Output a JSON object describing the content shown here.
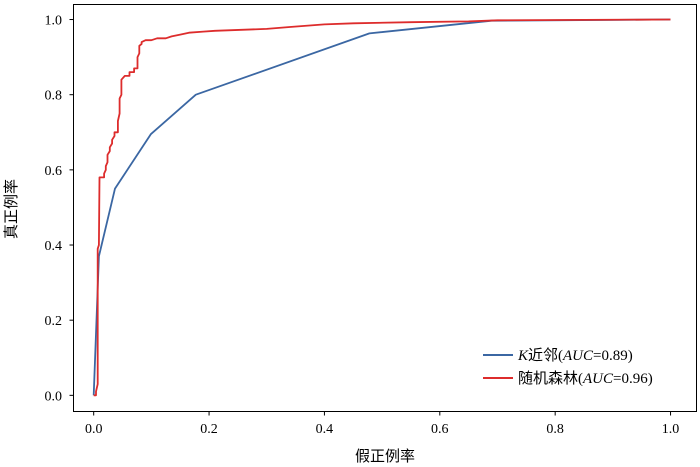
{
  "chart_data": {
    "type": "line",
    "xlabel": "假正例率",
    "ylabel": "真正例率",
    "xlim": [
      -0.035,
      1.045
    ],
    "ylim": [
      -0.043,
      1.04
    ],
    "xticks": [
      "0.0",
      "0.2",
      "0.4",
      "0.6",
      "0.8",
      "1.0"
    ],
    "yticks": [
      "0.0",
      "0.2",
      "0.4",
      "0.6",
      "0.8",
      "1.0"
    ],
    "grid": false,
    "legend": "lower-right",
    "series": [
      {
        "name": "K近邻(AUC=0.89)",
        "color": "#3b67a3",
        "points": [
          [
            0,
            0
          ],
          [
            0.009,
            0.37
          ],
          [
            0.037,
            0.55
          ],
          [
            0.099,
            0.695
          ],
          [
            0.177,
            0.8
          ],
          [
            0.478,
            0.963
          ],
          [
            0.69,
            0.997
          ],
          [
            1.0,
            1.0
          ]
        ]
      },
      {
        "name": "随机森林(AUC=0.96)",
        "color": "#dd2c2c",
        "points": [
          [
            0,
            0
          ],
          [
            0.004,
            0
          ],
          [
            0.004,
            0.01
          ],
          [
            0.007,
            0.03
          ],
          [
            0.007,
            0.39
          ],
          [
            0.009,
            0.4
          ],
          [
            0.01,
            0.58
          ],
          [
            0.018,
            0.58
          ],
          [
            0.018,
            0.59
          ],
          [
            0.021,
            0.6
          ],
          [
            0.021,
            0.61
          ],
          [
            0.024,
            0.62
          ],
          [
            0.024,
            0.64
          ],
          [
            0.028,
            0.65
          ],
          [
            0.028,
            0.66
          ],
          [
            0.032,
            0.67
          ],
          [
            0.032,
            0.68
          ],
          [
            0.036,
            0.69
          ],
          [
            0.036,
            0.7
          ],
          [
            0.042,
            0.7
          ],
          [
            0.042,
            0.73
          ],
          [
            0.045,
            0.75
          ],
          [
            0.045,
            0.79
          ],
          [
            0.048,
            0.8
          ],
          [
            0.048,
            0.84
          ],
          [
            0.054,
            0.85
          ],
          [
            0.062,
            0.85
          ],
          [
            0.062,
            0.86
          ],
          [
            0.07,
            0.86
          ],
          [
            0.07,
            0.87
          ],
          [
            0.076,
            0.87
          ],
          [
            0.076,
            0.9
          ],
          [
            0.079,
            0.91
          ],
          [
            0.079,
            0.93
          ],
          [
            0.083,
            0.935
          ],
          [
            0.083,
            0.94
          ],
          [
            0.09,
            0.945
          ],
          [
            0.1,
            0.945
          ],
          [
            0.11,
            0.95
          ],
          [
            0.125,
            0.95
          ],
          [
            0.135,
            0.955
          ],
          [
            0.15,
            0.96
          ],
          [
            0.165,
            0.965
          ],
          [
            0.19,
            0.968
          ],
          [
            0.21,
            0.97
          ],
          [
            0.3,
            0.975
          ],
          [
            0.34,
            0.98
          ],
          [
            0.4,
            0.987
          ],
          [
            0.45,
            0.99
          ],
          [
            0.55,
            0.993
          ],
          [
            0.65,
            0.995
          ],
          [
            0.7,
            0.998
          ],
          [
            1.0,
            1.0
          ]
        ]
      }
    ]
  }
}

===============

=== Requirements ===
Using the material above, retype each entry exactly and omit the pictures.

=== Result of this exercise ===
Output a JSON object describing the content shown here.
{
  "chart_data": {
    "type": "line",
    "xlabel": "假正例率",
    "ylabel": "真正例率",
    "xlim": [
      -0.035,
      1.045
    ],
    "ylim": [
      -0.043,
      1.04
    ],
    "xticks": [
      "0.0",
      "0.2",
      "0.4",
      "0.6",
      "0.8",
      "1.0"
    ],
    "yticks": [
      "0.0",
      "0.2",
      "0.4",
      "0.6",
      "0.8",
      "1.0"
    ],
    "grid": false,
    "legend": "lower-right",
    "series": [
      {
        "name": "K近邻(AUC=0.89)",
        "color": "#3b67a3",
        "points": [
          [
            0,
            0
          ],
          [
            0.009,
            0.37
          ],
          [
            0.037,
            0.55
          ],
          [
            0.099,
            0.695
          ],
          [
            0.177,
            0.8
          ],
          [
            0.478,
            0.963
          ],
          [
            0.69,
            0.997
          ],
          [
            1.0,
            1.0
          ]
        ]
      },
      {
        "name": "随机森林(AUC=0.96)",
        "color": "#dd2c2c",
        "points": [
          [
            0,
            0
          ],
          [
            0.004,
            0
          ],
          [
            0.004,
            0.01
          ],
          [
            0.007,
            0.03
          ],
          [
            0.007,
            0.39
          ],
          [
            0.009,
            0.4
          ],
          [
            0.01,
            0.58
          ],
          [
            0.018,
            0.58
          ],
          [
            0.018,
            0.59
          ],
          [
            0.021,
            0.6
          ],
          [
            0.021,
            0.61
          ],
          [
            0.024,
            0.62
          ],
          [
            0.024,
            0.64
          ],
          [
            0.028,
            0.65
          ],
          [
            0.028,
            0.66
          ],
          [
            0.032,
            0.67
          ],
          [
            0.032,
            0.68
          ],
          [
            0.036,
            0.69
          ],
          [
            0.036,
            0.7
          ],
          [
            0.042,
            0.7
          ],
          [
            0.042,
            0.73
          ],
          [
            0.045,
            0.75
          ],
          [
            0.045,
            0.79
          ],
          [
            0.048,
            0.8
          ],
          [
            0.048,
            0.84
          ],
          [
            0.054,
            0.85
          ],
          [
            0.062,
            0.85
          ],
          [
            0.062,
            0.86
          ],
          [
            0.07,
            0.86
          ],
          [
            0.07,
            0.87
          ],
          [
            0.076,
            0.87
          ],
          [
            0.076,
            0.9
          ],
          [
            0.079,
            0.91
          ],
          [
            0.079,
            0.93
          ],
          [
            0.083,
            0.935
          ],
          [
            0.083,
            0.94
          ],
          [
            0.09,
            0.945
          ],
          [
            0.1,
            0.945
          ],
          [
            0.11,
            0.95
          ],
          [
            0.125,
            0.95
          ],
          [
            0.135,
            0.955
          ],
          [
            0.15,
            0.96
          ],
          [
            0.165,
            0.965
          ],
          [
            0.19,
            0.968
          ],
          [
            0.21,
            0.97
          ],
          [
            0.3,
            0.975
          ],
          [
            0.34,
            0.98
          ],
          [
            0.4,
            0.987
          ],
          [
            0.45,
            0.99
          ],
          [
            0.55,
            0.993
          ],
          [
            0.65,
            0.995
          ],
          [
            0.7,
            0.998
          ],
          [
            1.0,
            1.0
          ]
        ]
      }
    ]
  }
}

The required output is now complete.